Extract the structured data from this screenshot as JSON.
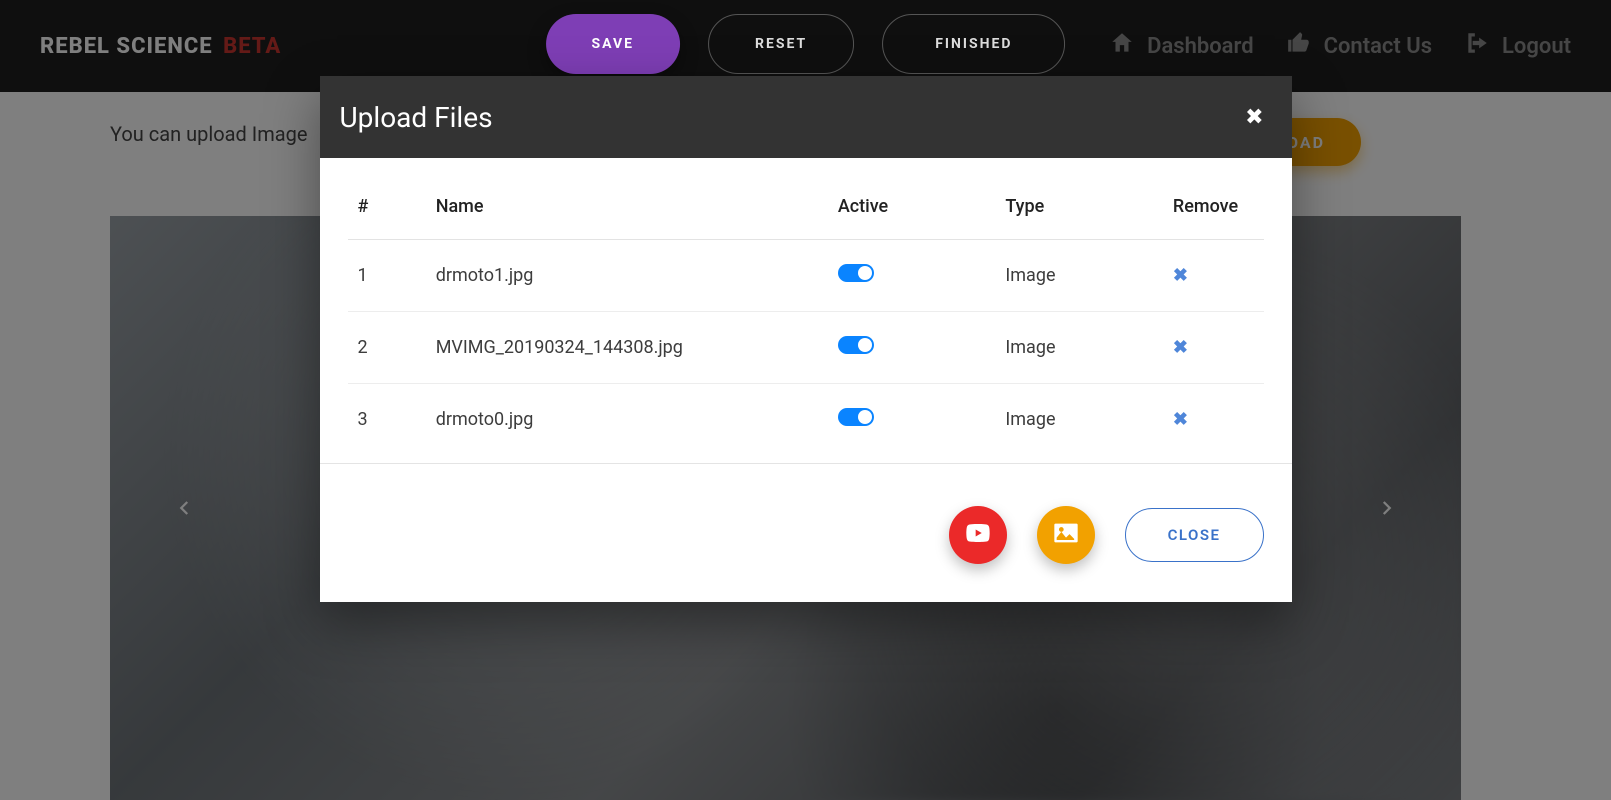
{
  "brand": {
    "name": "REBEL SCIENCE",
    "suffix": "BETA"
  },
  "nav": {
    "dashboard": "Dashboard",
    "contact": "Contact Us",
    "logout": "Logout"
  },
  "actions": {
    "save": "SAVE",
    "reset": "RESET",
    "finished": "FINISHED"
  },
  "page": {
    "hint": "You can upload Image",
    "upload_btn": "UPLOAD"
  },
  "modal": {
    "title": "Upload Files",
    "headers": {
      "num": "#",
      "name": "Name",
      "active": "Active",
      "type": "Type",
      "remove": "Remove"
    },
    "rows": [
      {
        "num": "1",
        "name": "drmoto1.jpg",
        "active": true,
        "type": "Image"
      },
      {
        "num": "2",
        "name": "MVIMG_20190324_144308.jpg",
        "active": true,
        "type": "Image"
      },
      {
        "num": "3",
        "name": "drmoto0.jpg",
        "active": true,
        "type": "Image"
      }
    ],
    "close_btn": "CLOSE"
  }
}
════
**Task objective:** The data above should be repeated exactly, minus any pictures.

**The solution:**
Extract the structured data from this screenshot as JSON.
{
  "brand": {
    "name": "REBEL SCIENCE",
    "suffix": "BETA"
  },
  "nav": {
    "dashboard": "Dashboard",
    "contact": "Contact Us",
    "logout": "Logout"
  },
  "actions": {
    "save": "SAVE",
    "reset": "RESET",
    "finished": "FINISHED"
  },
  "page": {
    "hint": "You can upload Image",
    "upload_btn": "UPLOAD"
  },
  "modal": {
    "title": "Upload Files",
    "headers": {
      "num": "#",
      "name": "Name",
      "active": "Active",
      "type": "Type",
      "remove": "Remove"
    },
    "rows": [
      {
        "num": "1",
        "name": "drmoto1.jpg",
        "active": true,
        "type": "Image"
      },
      {
        "num": "2",
        "name": "MVIMG_20190324_144308.jpg",
        "active": true,
        "type": "Image"
      },
      {
        "num": "3",
        "name": "drmoto0.jpg",
        "active": true,
        "type": "Image"
      }
    ],
    "close_btn": "CLOSE"
  }
}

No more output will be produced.